#### Goal
Repeat each record below exactly, dropping the pictures.
# START OF Data to process
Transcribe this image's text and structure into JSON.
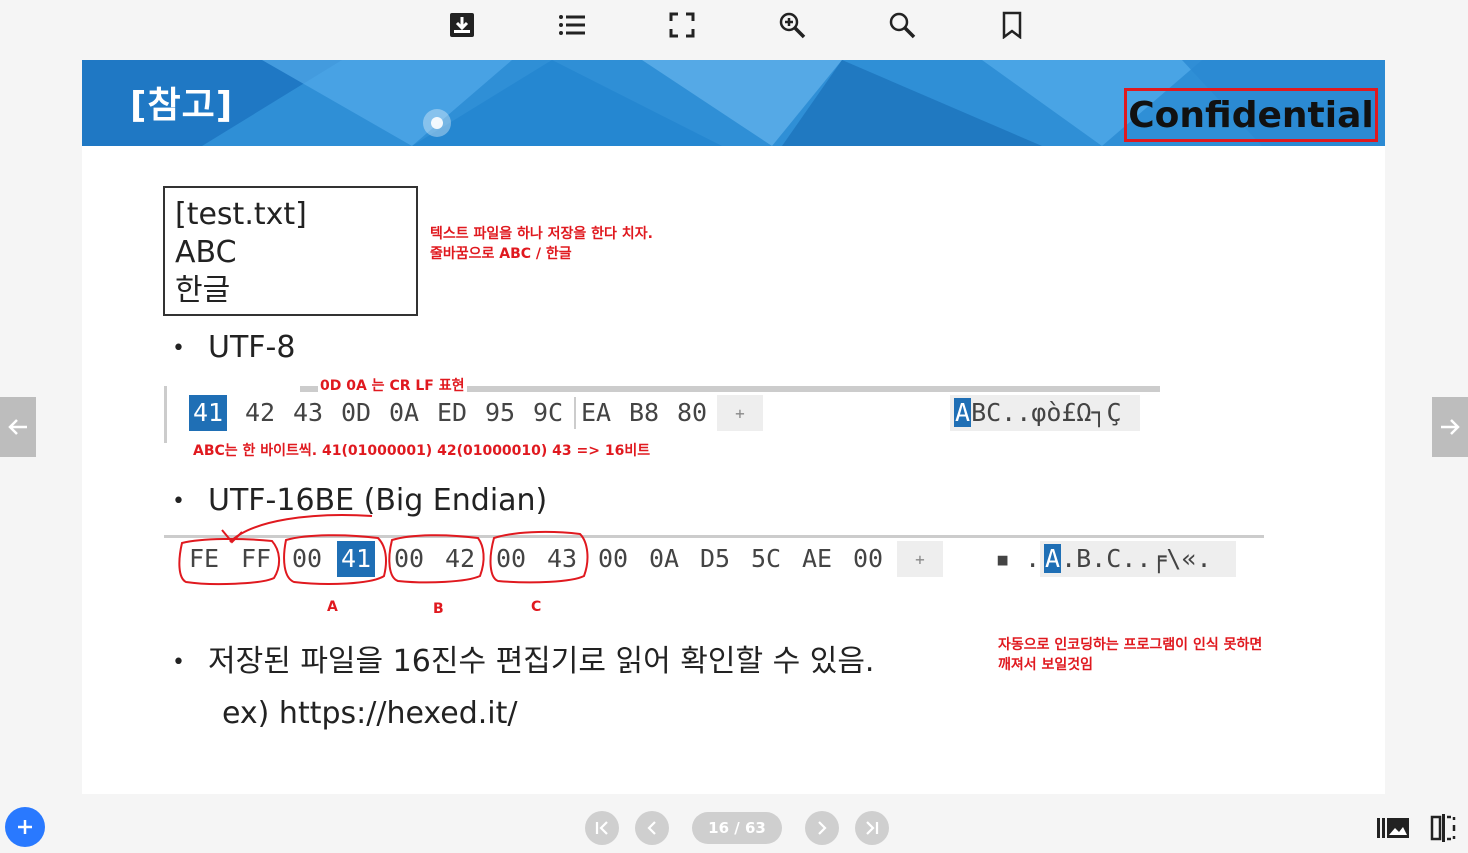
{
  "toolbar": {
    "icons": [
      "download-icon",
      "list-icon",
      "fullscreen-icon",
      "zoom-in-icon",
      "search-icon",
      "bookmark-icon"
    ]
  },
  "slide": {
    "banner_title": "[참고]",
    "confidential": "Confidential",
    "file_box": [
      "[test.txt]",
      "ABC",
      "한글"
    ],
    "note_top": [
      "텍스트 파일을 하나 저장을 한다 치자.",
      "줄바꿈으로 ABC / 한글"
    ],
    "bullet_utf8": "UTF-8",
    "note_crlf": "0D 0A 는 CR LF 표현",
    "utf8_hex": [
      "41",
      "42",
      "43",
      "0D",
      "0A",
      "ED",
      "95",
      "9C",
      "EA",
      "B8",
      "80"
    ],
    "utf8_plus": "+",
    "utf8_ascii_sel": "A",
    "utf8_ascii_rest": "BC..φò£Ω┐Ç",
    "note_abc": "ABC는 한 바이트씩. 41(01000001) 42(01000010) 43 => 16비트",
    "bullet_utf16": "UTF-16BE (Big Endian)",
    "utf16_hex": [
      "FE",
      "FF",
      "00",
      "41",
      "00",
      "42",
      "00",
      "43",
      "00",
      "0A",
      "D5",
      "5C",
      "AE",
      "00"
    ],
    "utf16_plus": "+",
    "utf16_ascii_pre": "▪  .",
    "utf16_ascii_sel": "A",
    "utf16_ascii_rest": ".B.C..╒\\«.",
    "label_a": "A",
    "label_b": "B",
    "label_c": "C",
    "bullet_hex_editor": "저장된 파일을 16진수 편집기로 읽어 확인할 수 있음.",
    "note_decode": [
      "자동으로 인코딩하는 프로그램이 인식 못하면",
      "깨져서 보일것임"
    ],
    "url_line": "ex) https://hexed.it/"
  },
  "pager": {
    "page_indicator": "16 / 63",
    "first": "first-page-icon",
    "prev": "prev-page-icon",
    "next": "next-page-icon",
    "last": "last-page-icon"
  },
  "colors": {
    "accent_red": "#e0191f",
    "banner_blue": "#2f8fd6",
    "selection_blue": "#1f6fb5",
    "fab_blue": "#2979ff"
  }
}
# END OF Data to process
#### In response
Transcribe this image's text and structure into JSON.
{
  "toolbar": {
    "icons": [
      "download-icon",
      "list-icon",
      "fullscreen-icon",
      "zoom-in-icon",
      "search-icon",
      "bookmark-icon"
    ]
  },
  "slide": {
    "banner_title": "[참고]",
    "confidential": "Confidential",
    "file_box": [
      "[test.txt]",
      "ABC",
      "한글"
    ],
    "note_top": [
      "텍스트 파일을 하나 저장을 한다 치자.",
      "줄바꿈으로 ABC / 한글"
    ],
    "bullet_utf8": "UTF-8",
    "note_crlf": "0D 0A 는 CR LF 표현",
    "utf8_hex": [
      "41",
      "42",
      "43",
      "0D",
      "0A",
      "ED",
      "95",
      "9C",
      "EA",
      "B8",
      "80"
    ],
    "utf8_plus": "+",
    "utf8_ascii_sel": "A",
    "utf8_ascii_rest": "BC..φò£Ω┐Ç",
    "note_abc": "ABC는 한 바이트씩. 41(01000001) 42(01000010) 43 => 16비트",
    "bullet_utf16": "UTF-16BE (Big Endian)",
    "utf16_hex": [
      "FE",
      "FF",
      "00",
      "41",
      "00",
      "42",
      "00",
      "43",
      "00",
      "0A",
      "D5",
      "5C",
      "AE",
      "00"
    ],
    "utf16_plus": "+",
    "utf16_ascii_pre": "▪  .",
    "utf16_ascii_sel": "A",
    "utf16_ascii_rest": ".B.C..╒\\«.",
    "label_a": "A",
    "label_b": "B",
    "label_c": "C",
    "bullet_hex_editor": "저장된 파일을 16진수 편집기로 읽어 확인할 수 있음.",
    "note_decode": [
      "자동으로 인코딩하는 프로그램이 인식 못하면",
      "깨져서 보일것임"
    ],
    "url_line": "ex) https://hexed.it/"
  },
  "pager": {
    "page_indicator": "16 / 63",
    "first": "first-page-icon",
    "prev": "prev-page-icon",
    "next": "next-page-icon",
    "last": "last-page-icon"
  },
  "colors": {
    "accent_red": "#e0191f",
    "banner_blue": "#2f8fd6",
    "selection_blue": "#1f6fb5",
    "fab_blue": "#2979ff"
  }
}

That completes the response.